- **Stated task**:
Swap "Converted" for "Transformed" throughout the entries below and write them out again with nothing else changed, leaving out the pictures.

Start of Given records

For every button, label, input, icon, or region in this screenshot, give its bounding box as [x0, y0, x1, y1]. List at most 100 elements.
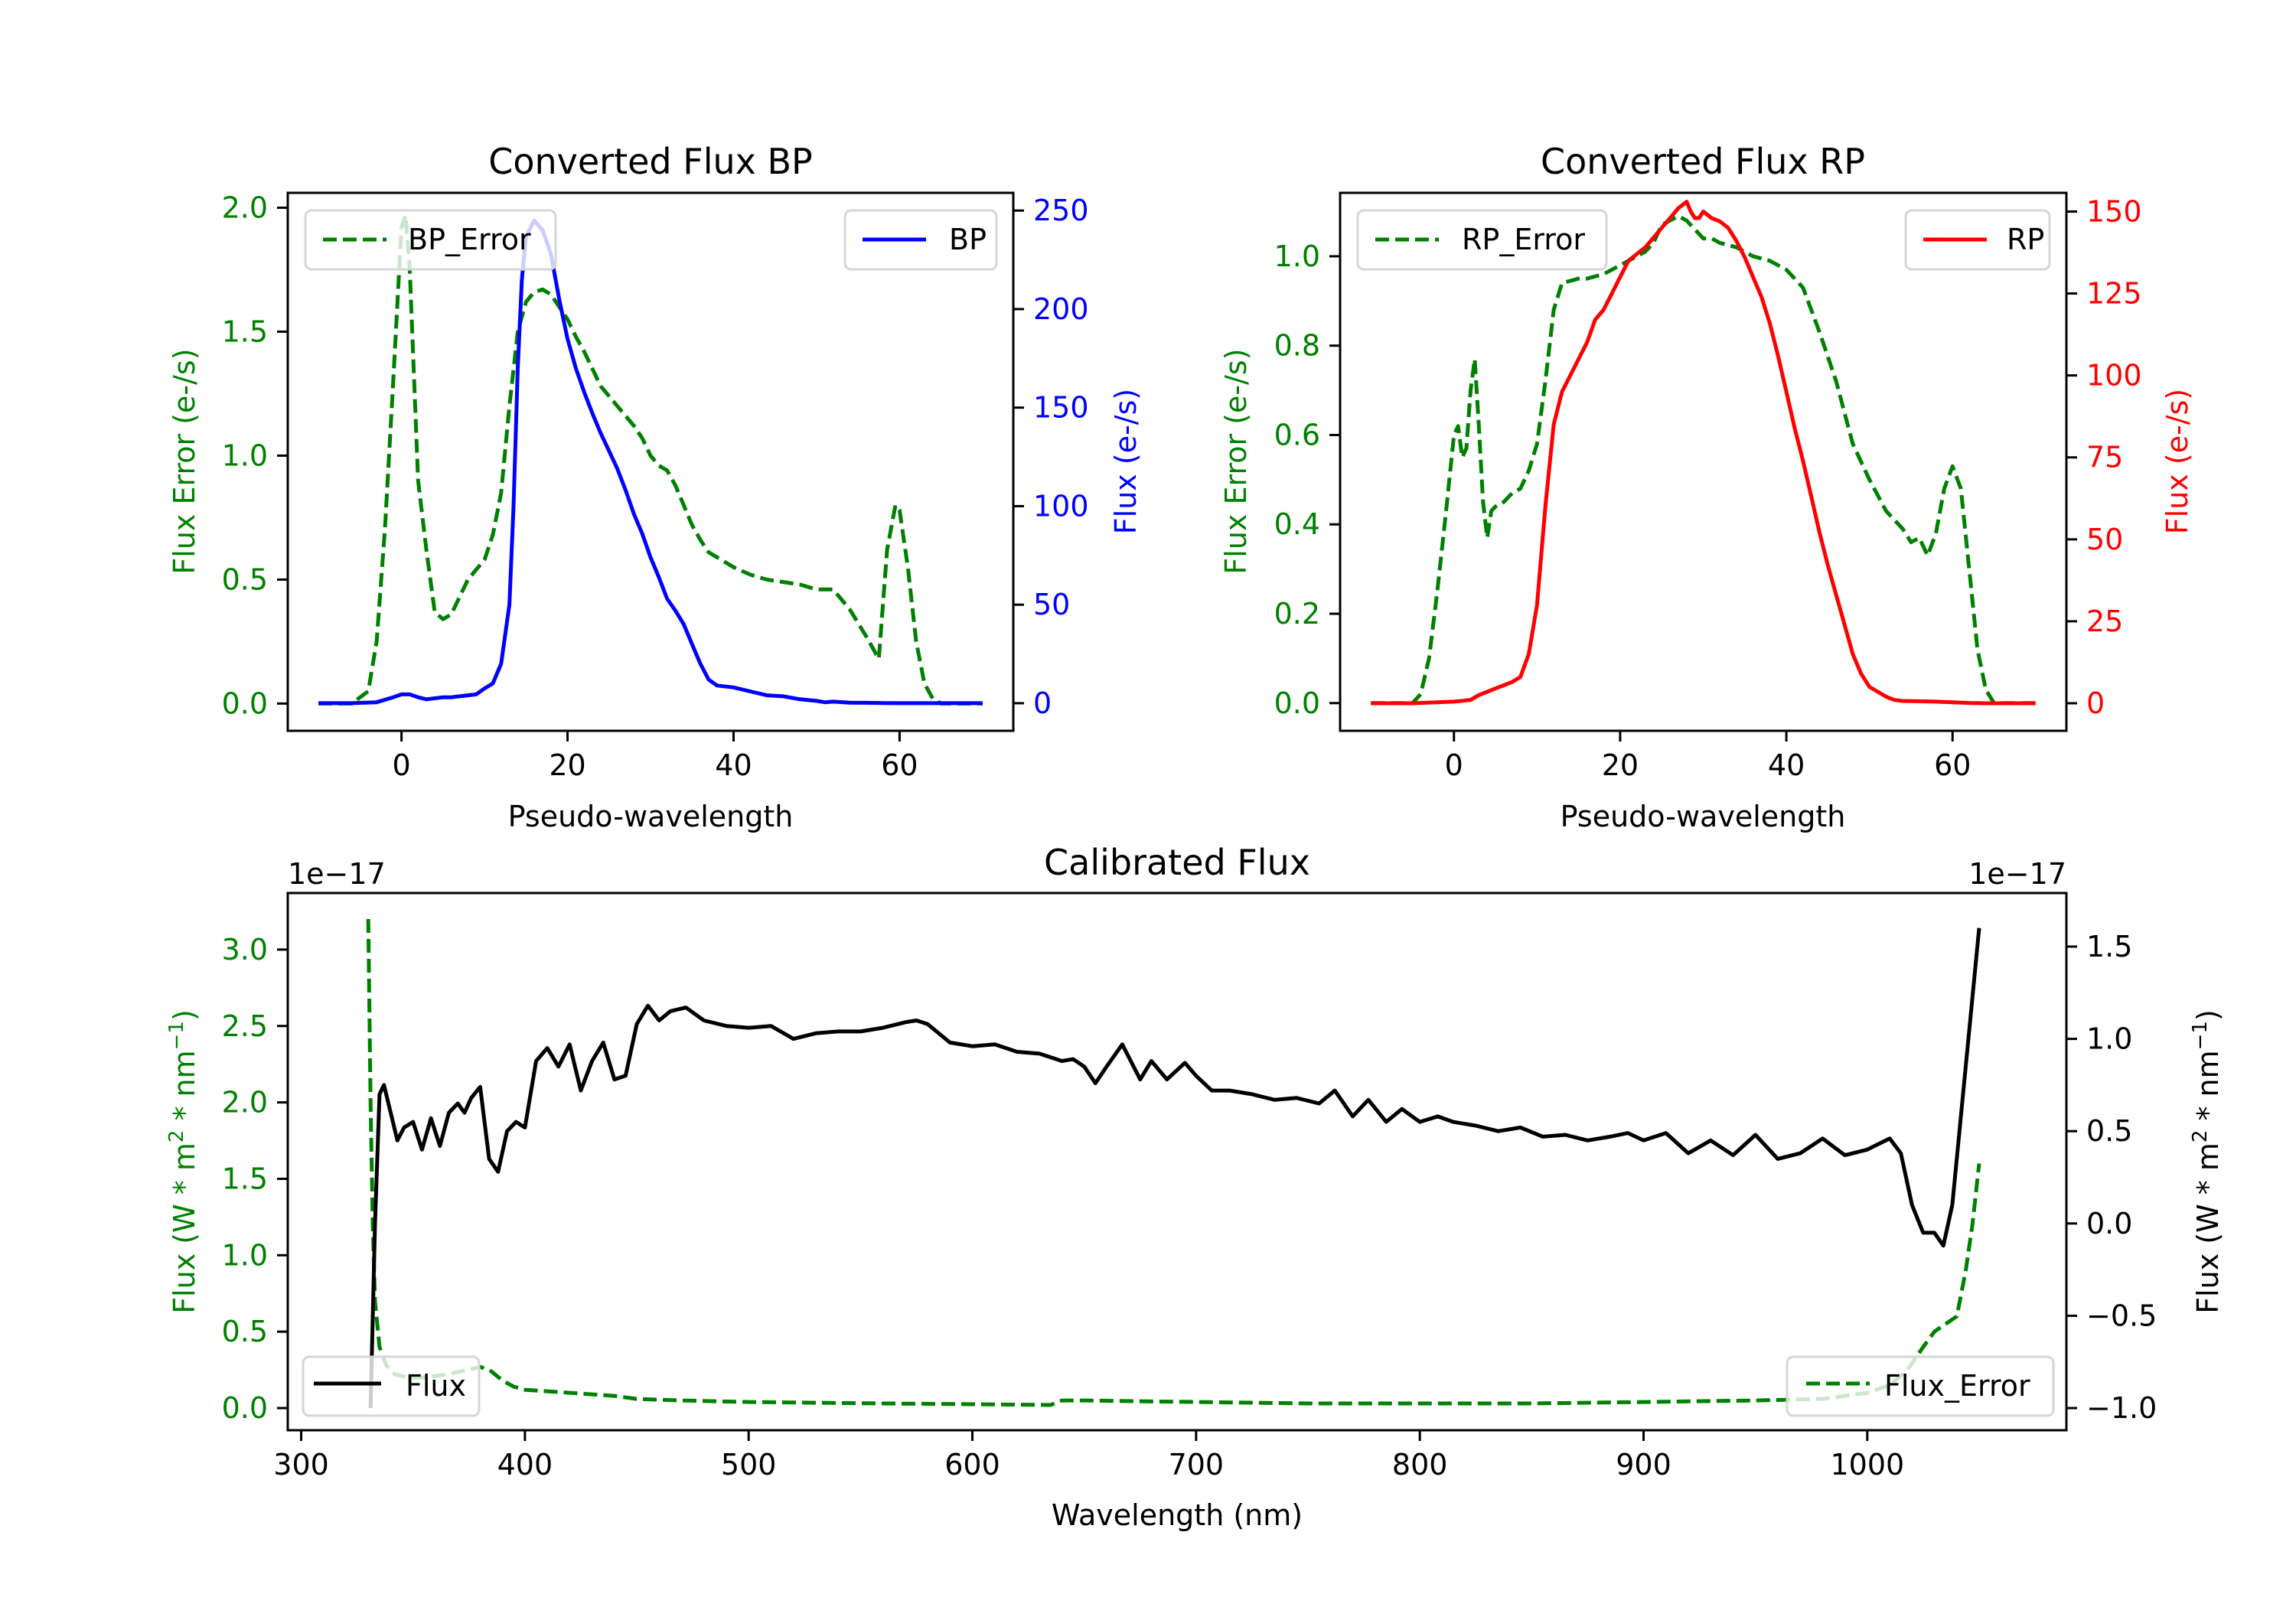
rp-series-rp-error — [1371, 214, 2036, 706]
rp-ytick-right-label: 50 — [2086, 523, 2123, 556]
bp-xtick-label: 60 — [881, 748, 918, 782]
calibrated-xlabel: Wavelength (nm) — [1052, 1498, 1303, 1532]
bp-legend-left-label: BP_Error — [408, 223, 531, 256]
rp-axes-frame — [1339, 191, 2068, 732]
calibrated-legend-left[interactable]: Flux — [302, 1355, 481, 1417]
bp-xticks: 0 20 40 60 — [393, 731, 918, 782]
rp-legend-right[interactable]: RP — [1904, 209, 2051, 271]
calibrated-ytick-right-label: −0.5 — [2086, 1299, 2157, 1332]
bp-legend-right[interactable]: BP — [843, 209, 998, 271]
rp-ytick-right-label: 0 — [2086, 686, 2105, 720]
rp-ytick-right-label: 100 — [2086, 359, 2142, 393]
bp-title: Converted Flux BP — [488, 141, 813, 182]
bp-ytick-left-label: 1.5 — [222, 315, 268, 348]
calibrated-ylabel-left-sup1: 2 — [165, 1130, 188, 1143]
rp-xticks: 0 20 40 60 — [1445, 731, 1971, 782]
calibrated-ytick-left-label: 3.0 — [222, 933, 268, 966]
calibrated-series-flux-error — [366, 918, 1981, 1407]
bp-ytick-left-label: 0.0 — [222, 686, 268, 720]
bp-ylabel-left: Flux Error (e-/s) — [168, 348, 201, 574]
calibrated-series-flux — [368, 927, 1981, 1409]
calibrated-xticks: 300 400 500 600 700 800 900 1000 — [273, 1430, 1904, 1482]
rp-ytick-left-label: 0.6 — [1274, 418, 1320, 451]
calibrated-xtick-label: 1000 — [1830, 1448, 1904, 1482]
calibrated-ylabel-left: Flux (W * m2 * nm−1) — [165, 1009, 201, 1314]
calibrated-ytick-left-label: 0.0 — [222, 1391, 268, 1425]
calibrated-series-layer — [366, 918, 1981, 1409]
bp-ytick-right-label: 50 — [1033, 588, 1070, 621]
bp-series-bp — [318, 218, 983, 706]
rp-ytick-right-label: 150 — [2086, 194, 2142, 228]
calibrated-xtick-label: 400 — [497, 1448, 553, 1482]
calibrated-legend-right[interactable]: Flux_Error — [1786, 1355, 2055, 1417]
calibrated-xtick-label: 900 — [1616, 1448, 1671, 1482]
bp-panel: Converted Flux BP 0 20 40 60 0.0 0.5 1.0 1.5 2.… — [168, 141, 1143, 833]
calibrated-title: Calibrated Flux — [1044, 842, 1310, 883]
rp-xtick-label: 20 — [1602, 748, 1639, 782]
calibrated-ytick-left-label: 2.5 — [222, 1009, 268, 1043]
rp-series-layer — [1371, 200, 2036, 706]
rp-legend-right-label: RP — [2007, 223, 2044, 256]
calibrated-legend-right-box — [1786, 1355, 2055, 1417]
rp-ytick-left-label: 0.4 — [1274, 507, 1320, 541]
bp-ytick-right-label: 200 — [1033, 292, 1089, 326]
calibrated-ylabel-right-part2: * nm — [2191, 1050, 2225, 1129]
rp-title: Converted Flux RP — [1541, 141, 1865, 182]
rp-xtick-label: 40 — [1768, 748, 1805, 782]
rp-yticks-left: 0.0 0.2 0.4 0.6 0.8 1.0 — [1274, 240, 1340, 720]
calibrated-xtick-label: 600 — [944, 1448, 1000, 1482]
calibrated-axes-frame — [286, 892, 2068, 1432]
rp-ylabel-left: Flux Error (e-/s) — [1219, 348, 1253, 574]
rp-series-rp — [1371, 200, 2036, 706]
bp-series-layer — [318, 213, 983, 706]
calibrated-ylabel-right: Flux (W * m2 * nm−1) — [2189, 1009, 2225, 1314]
rp-xtick-label: 60 — [1934, 748, 1971, 782]
rp-ytick-right-label: 125 — [2086, 277, 2142, 311]
calibrated-ytick-right-label: 0.0 — [2086, 1207, 2132, 1240]
calibrated-ylabel-left-part0: Flux (W * m — [168, 1143, 201, 1314]
calibrated-offset-right: 1e−17 — [1968, 857, 2066, 891]
rp-yticks-right: 0 25 50 75 100 125 150 — [2066, 194, 2142, 720]
calibrated-ylabel-right-sup2: −1 — [2189, 1021, 2212, 1050]
calibrated-yticks-right: −1.0 −0.5 0.0 0.5 1.0 1.5 — [2066, 930, 2157, 1425]
rp-legend-left[interactable]: RP_Error — [1356, 209, 1608, 271]
calibrated-ylabel-left-part4: ) — [168, 1009, 201, 1021]
calibrated-ylabel-left-part2: * nm — [168, 1050, 201, 1129]
bp-series-bp-error — [318, 213, 983, 706]
rp-ytick-right-label: 75 — [2086, 441, 2123, 474]
bp-axes-frame — [286, 191, 1015, 732]
rp-xtick-label: 0 — [1445, 748, 1463, 782]
rp-ytick-left-label: 0.8 — [1274, 329, 1320, 363]
calibrated-ytick-left-label: 2.0 — [222, 1086, 268, 1120]
rp-xlabel: Pseudo-wavelength — [1561, 800, 1846, 833]
bp-legend-right-label: BP — [949, 223, 987, 256]
bp-ytick-right-label: 100 — [1033, 489, 1089, 523]
bp-yticks-right: 0 50 100 150 200 250 — [1013, 194, 1089, 720]
bp-xtick-label: 0 — [393, 748, 411, 782]
calibrated-ytick-left-label: 1.5 — [222, 1162, 268, 1195]
calibrated-ylabel-right-sup1: 2 — [2189, 1130, 2212, 1143]
bp-ytick-right-label: 250 — [1033, 194, 1089, 227]
calibrated-xtick-label: 300 — [273, 1448, 329, 1482]
rp-legend-left-label: RP_Error — [1462, 223, 1585, 256]
rp-ytick-left-label: 1.0 — [1274, 240, 1320, 273]
calibrated-ytick-left-label: 1.0 — [222, 1238, 268, 1272]
bp-legend-left[interactable]: BP_Error — [304, 209, 557, 271]
bp-xtick-label: 20 — [549, 748, 585, 782]
bp-xtick-label: 40 — [715, 748, 752, 782]
calibrated-ytick-right-label: 1.0 — [2086, 1022, 2132, 1056]
bp-ytick-right-label: 150 — [1033, 391, 1089, 425]
rp-ytick-right-label: 25 — [2086, 605, 2123, 638]
rp-panel: Converted Flux RP 0 20 40 60 0.00.20.40.60.… — [1219, 141, 2194, 833]
bp-ytick-left-label: 0.5 — [222, 562, 268, 596]
calibrated-ytick-right-label: 1.5 — [2086, 930, 2132, 963]
calibrated-yticks-left: 0.0 0.5 1.0 1.5 2.0 2.5 3.0 — [222, 933, 288, 1425]
calibrated-legend-left-label: Flux — [406, 1369, 466, 1403]
calibrated-xtick-label: 500 — [721, 1448, 777, 1482]
bp-yticks-left: 0.0 0.5 1.0 1.5 2.0 — [222, 191, 288, 720]
bp-legend-left-box — [304, 209, 557, 271]
calibrated-ylabel-left-sup2: −1 — [165, 1021, 188, 1050]
calibrated-panel: Calibrated Flux 1e−17 1e−17 300 400 500 600… — [165, 842, 2225, 1532]
calibrated-xtick-label: 700 — [1169, 1448, 1225, 1482]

End of Given records

- **Result of this task**:
For every button, label, input, icon, or region in this screenshot, give its bounding box as [x0, y0, x1, y1]. List at most 100 elements.
rp-series-rp-error — [1371, 214, 2036, 706]
rp-ytick-right-label: 50 — [2086, 523, 2123, 556]
bp-xtick-label: 60 — [881, 748, 918, 782]
calibrated-xlabel: Wavelength (nm) — [1052, 1498, 1303, 1532]
bp-legend-left-label: BP_Error — [408, 223, 531, 256]
rp-axes-frame — [1339, 191, 2068, 732]
calibrated-legend-left[interactable]: Flux — [302, 1355, 481, 1417]
bp-xticks: 0 20 40 60 — [393, 731, 918, 782]
rp-legend-right[interactable]: RP — [1904, 209, 2051, 271]
calibrated-ytick-right-label: −0.5 — [2086, 1299, 2157, 1332]
bp-legend-right[interactable]: BP — [843, 209, 998, 271]
rp-ytick-right-label: 0 — [2086, 686, 2105, 720]
rp-ytick-right-label: 100 — [2086, 359, 2142, 393]
bp-title: Transformed Flux BP — [488, 141, 813, 182]
bp-ytick-left-label: 1.5 — [222, 315, 268, 348]
calibrated-ylabel-left-sup1: 2 — [165, 1130, 188, 1143]
rp-xticks: 0 20 40 60 — [1445, 731, 1971, 782]
calibrated-ytick-left-label: 3.0 — [222, 933, 268, 966]
calibrated-series-flux-error — [366, 918, 1981, 1407]
bp-ytick-left-label: 0.0 — [222, 686, 268, 720]
bp-ylabel-left: Flux Error (e-/s) — [168, 348, 201, 574]
calibrated-series-flux — [368, 927, 1981, 1409]
calibrated-xticks: 300 400 500 600 700 800 900 1000 — [273, 1430, 1904, 1482]
rp-ytick-left-label: 0.6 — [1274, 418, 1320, 451]
calibrated-xtick-label: 1000 — [1830, 1448, 1904, 1482]
calibrated-ylabel-left: Flux (W * m2 * nm−1) — [165, 1009, 201, 1314]
calibrated-ytick-left-label: 0.0 — [222, 1391, 268, 1425]
calibrated-series-layer — [366, 918, 1981, 1409]
bp-ytick-right-label: 50 — [1033, 588, 1070, 621]
bp-series-bp — [318, 218, 983, 706]
rp-ytick-right-label: 150 — [2086, 194, 2142, 228]
calibrated-xtick-label: 400 — [497, 1448, 553, 1482]
calibrated-legend-right[interactable]: Flux_Error — [1786, 1355, 2055, 1417]
calibrated-xtick-label: 900 — [1616, 1448, 1671, 1482]
bp-panel: Transformed Flux BP 0 20 40 60 0.0 0.5 1.0 1.5 2.… — [168, 141, 1143, 833]
calibrated-title: Calibrated Flux — [1044, 842, 1310, 883]
rp-xtick-label: 20 — [1602, 748, 1639, 782]
calibrated-ytick-left-label: 2.5 — [222, 1009, 268, 1043]
rp-series-layer — [1371, 200, 2036, 706]
rp-legend-right-label: RP — [2007, 223, 2044, 256]
calibrated-legend-right-box — [1786, 1355, 2055, 1417]
rp-ytick-left-label: 0.4 — [1274, 507, 1320, 541]
bp-ytick-right-label: 200 — [1033, 292, 1089, 326]
calibrated-ylabel-right-part2: * nm — [2191, 1050, 2225, 1129]
rp-title: Transformed Flux RP — [1541, 141, 1865, 182]
rp-xtick-label: 40 — [1768, 748, 1805, 782]
rp-yticks-left: 0.0 0.2 0.4 0.6 0.8 1.0 — [1274, 240, 1340, 720]
calibrated-xtick-label: 600 — [944, 1448, 1000, 1482]
calibrated-axes-frame — [286, 892, 2068, 1432]
rp-ylabel-left: Flux Error (e-/s) — [1219, 348, 1253, 574]
rp-series-rp — [1371, 200, 2036, 706]
bp-series-layer — [318, 213, 983, 706]
calibrated-ylabel-right: Flux (W * m2 * nm−1) — [2189, 1009, 2225, 1314]
rp-xtick-label: 60 — [1934, 748, 1971, 782]
rp-ytick-right-label: 125 — [2086, 277, 2142, 311]
calibrated-ytick-right-label: 0.0 — [2086, 1207, 2132, 1240]
calibrated-ylabel-left-part0: Flux (W * m — [168, 1143, 201, 1314]
calibrated-offset-right: 1e−17 — [1968, 857, 2066, 891]
rp-yticks-right: 0 25 50 75 100 125 150 — [2066, 194, 2142, 720]
calibrated-ylabel-right-sup2: −1 — [2189, 1021, 2212, 1050]
calibrated-yticks-right: −1.0 −0.5 0.0 0.5 1.0 1.5 — [2066, 930, 2157, 1425]
rp-legend-left[interactable]: RP_Error — [1356, 209, 1608, 271]
calibrated-ylabel-left-part4: ) — [168, 1009, 201, 1021]
calibrated-ylabel-left-part2: * nm — [168, 1050, 201, 1129]
bp-series-bp-error — [318, 213, 983, 706]
rp-ytick-right-label: 75 — [2086, 441, 2123, 474]
bp-axes-frame — [286, 191, 1015, 732]
rp-xtick-label: 0 — [1445, 748, 1463, 782]
rp-ytick-left-label: 0.8 — [1274, 329, 1320, 363]
calibrated-ytick-left-label: 2.0 — [222, 1086, 268, 1120]
rp-xlabel: Pseudo-wavelength — [1561, 800, 1846, 833]
bp-legend-right-label: BP — [949, 223, 987, 256]
bp-ytick-right-label: 100 — [1033, 489, 1089, 523]
bp-yticks-right: 0 50 100 150 200 250 — [1013, 194, 1089, 720]
bp-xtick-label: 0 — [393, 748, 411, 782]
calibrated-ytick-left-label: 1.5 — [222, 1162, 268, 1195]
calibrated-ylabel-right-sup1: 2 — [2189, 1130, 2212, 1143]
bp-ytick-right-label: 250 — [1033, 194, 1089, 227]
calibrated-xtick-label: 300 — [273, 1448, 329, 1482]
rp-legend-left-label: RP_Error — [1462, 223, 1585, 256]
rp-ytick-left-label: 1.0 — [1274, 240, 1320, 273]
calibrated-ytick-left-label: 1.0 — [222, 1238, 268, 1272]
bp-legend-left[interactable]: BP_Error — [304, 209, 557, 271]
bp-xtick-label: 20 — [549, 748, 585, 782]
bp-xtick-label: 40 — [715, 748, 752, 782]
calibrated-ytick-right-label: 1.0 — [2086, 1022, 2132, 1056]
bp-ytick-right-label: 150 — [1033, 391, 1089, 425]
rp-ytick-right-label: 25 — [2086, 605, 2123, 638]
rp-panel: Transformed Flux RP 0 20 40 60 0.00.20.40.60.… — [1219, 141, 2194, 833]
bp-ytick-left-label: 0.5 — [222, 562, 268, 596]
calibrated-ytick-right-label: 1.5 — [2086, 930, 2132, 963]
calibrated-yticks-left: 0.0 0.5 1.0 1.5 2.0 2.5 3.0 — [222, 933, 288, 1425]
calibrated-legend-left-label: Flux — [406, 1369, 466, 1403]
calibrated-xtick-label: 500 — [721, 1448, 777, 1482]
bp-yticks-left: 0.0 0.5 1.0 1.5 2.0 — [222, 191, 288, 720]
bp-legend-left-box — [304, 209, 557, 271]
calibrated-ylabel-left-sup2: −1 — [165, 1021, 188, 1050]
calibrated-panel: Calibrated Flux 1e−17 1e−17 300 400 500 600… — [165, 842, 2225, 1532]
calibrated-xtick-label: 700 — [1169, 1448, 1225, 1482]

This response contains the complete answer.